## RECORDS PROVIDED

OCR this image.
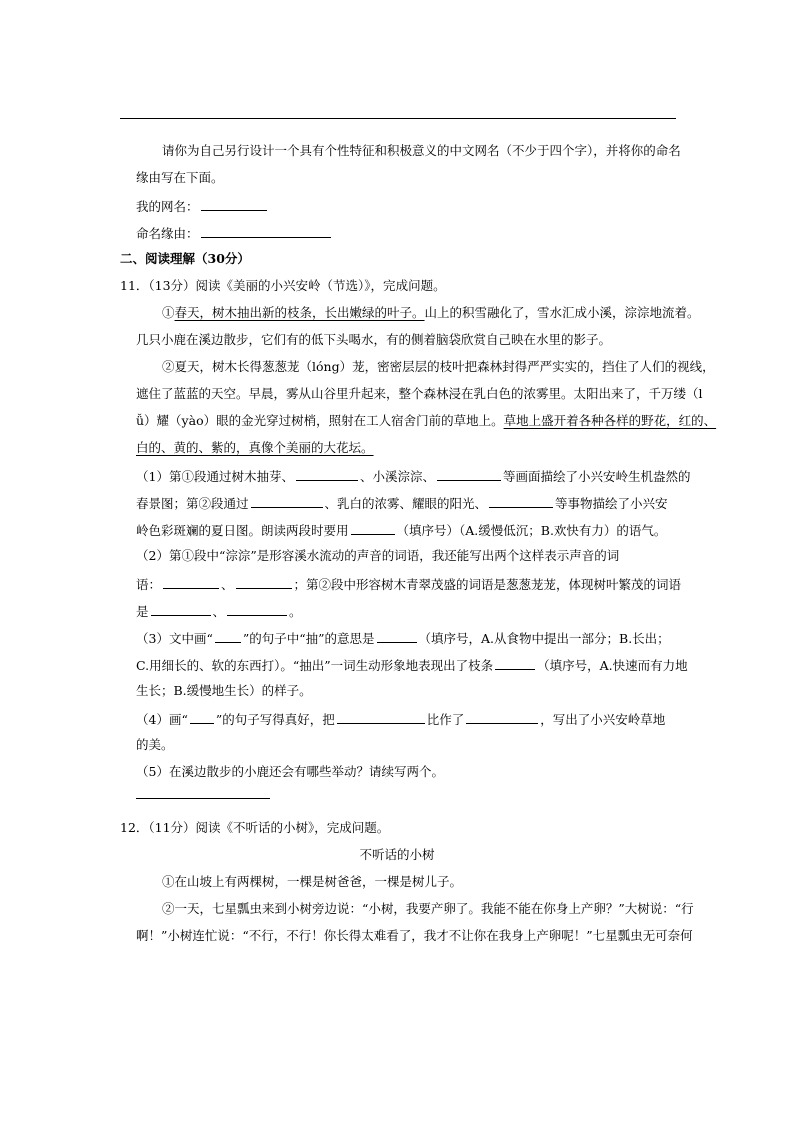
请你为自己另行设计一个具有个性特征和积极意义的中文网名（不少于四个字），并将你的命名
缘由写在下面。
我的网名：
命名缘由：
二、阅读理解（30分）
11．（13分）阅读《美丽的小兴安岭（节选）》，完成问题。
①春天，树木抽出新的枝条，长出嫩绿的叶子。山上的积雪融化了，雪水汇成小溪，淙淙地流着。
几只小鹿在溪边散步，它们有的低下头喝水，有的侧着脑袋欣赏自己映在水里的影子。
②夏天，树木长得葱葱茏（lóng）茏，密密层层的枝叶把森林封得严严实实的，挡住了人们的视线，
遮住了蓝蓝的天空。早晨，雾从山谷里升起来，整个森林浸在乳白色的浓雾里。太阳出来了，千万缕（l
ǚ）耀（yào）眼的金光穿过树梢，照射在工人宿舍门前的草地上。草地上盛开着各种各样的野花，红的、
白的、黄的、紫的，真像个美丽的大花坛。
（1）第①段通过树木抽芽、	、小溪淙淙、	等画面描绘了小兴安岭生机盎然的
春景图；第②段通过	、乳白的浓雾、耀眼的阳光、	等事物描绘了小兴安
岭色彩斑斓的夏日图。朗读两段时要用	（填序号）（A.缓慢低沉；B.欢快有力）的语气。
（2）第①段中“淙淙”是形容溪水流动的声音的词语，我还能写出两个这样表示声音的词
语：	、	；第②段中形容树木青翠茂盛的词语是葱葱茏茏，体现树叶繁茂的词语
是	、	。
（3）文中画“ ”的句子中“抽”的意思是	（填序号，A.从食物中提出一部分；B.长出；
C.用细长的、软的东西打）。“抽出”一词生动形象地表现出了枝条	（填序号，A.快速而有力地
生长；B.缓慢地生长）的样子。
（4）画“ ”的句子写得真好，把	比作了	，写出了小兴安岭草地
的美。
（5）在溪边散步的小鹿还会有哪些举动？请续写两个。
12．（11分）阅读《不听话的小树》，完成问题。
不听话的小树
①在山坡上有两棵树，一棵是树爸爸，一棵是树儿子。
②一天，七星瓢虫来到小树旁边说：“小树，我要产卵了。我能不能在你身上产卵？”大树说：“行
啊！”小树连忙说：“不行，不行！你长得太难看了，我才不让你在我身上产卵呢！”七星瓢虫无可奈何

## TASK STATEMENT
Repeat the records above verbatim, with no pictures in the result.

## WRITTEN SOLUTION
OCR this image.
请你为自己另行设计一个具有个性特征和积极意义的中文网名（不少于四个字），并将你的命名
缘由写在下面。
我的网名：
命名缘由：
二、阅读理解（30分）
11．（13分）阅读《美丽的小兴安岭（节选）》，完成问题。
①春天，树木抽出新的枝条，长出嫩绿的叶子。山上的积雪融化了，雪水汇成小溪，淙淙地流着。
几只小鹿在溪边散步，它们有的低下头喝水，有的侧着脑袋欣赏自己映在水里的影子。
②夏天，树木长得葱葱茏（lóng）茏，密密层层的枝叶把森林封得严严实实的，挡住了人们的视线，
遮住了蓝蓝的天空。早晨，雾从山谷里升起来，整个森林浸在乳白色的浓雾里。太阳出来了，千万缕（l
ǚ）耀（yào）眼的金光穿过树梢，照射在工人宿舍门前的草地上。草地上盛开着各种各样的野花，红的、
白的、黄的、紫的，真像个美丽的大花坛。
（1）第①段通过树木抽芽、	、小溪淙淙、	等画面描绘了小兴安岭生机盎然的
春景图；第②段通过	、乳白的浓雾、耀眼的阳光、	等事物描绘了小兴安
岭色彩斑斓的夏日图。朗读两段时要用	（填序号）（A.缓慢低沉；B.欢快有力）的语气。
（2）第①段中“淙淙”是形容溪水流动的声音的词语，我还能写出两个这样表示声音的词
语：	、	；第②段中形容树木青翠茂盛的词语是葱葱茏茏，体现树叶繁茂的词语
是	、	。
（3）文中画“ ”的句子中“抽”的意思是	（填序号，A.从食物中提出一部分；B.长出；
C.用细长的、软的东西打）。“抽出”一词生动形象地表现出了枝条	（填序号，A.快速而有力地
生长；B.缓慢地生长）的样子。
（4）画“ ”的句子写得真好，把	比作了	，写出了小兴安岭草地
的美。
（5）在溪边散步的小鹿还会有哪些举动？请续写两个。
12．（11分）阅读《不听话的小树》，完成问题。
不听话的小树
①在山坡上有两棵树，一棵是树爸爸，一棵是树儿子。
②一天，七星瓢虫来到小树旁边说：“小树，我要产卵了。我能不能在你身上产卵？”大树说：“行
啊！”小树连忙说：“不行，不行！你长得太难看了，我才不让你在我身上产卵呢！”七星瓢虫无可奈何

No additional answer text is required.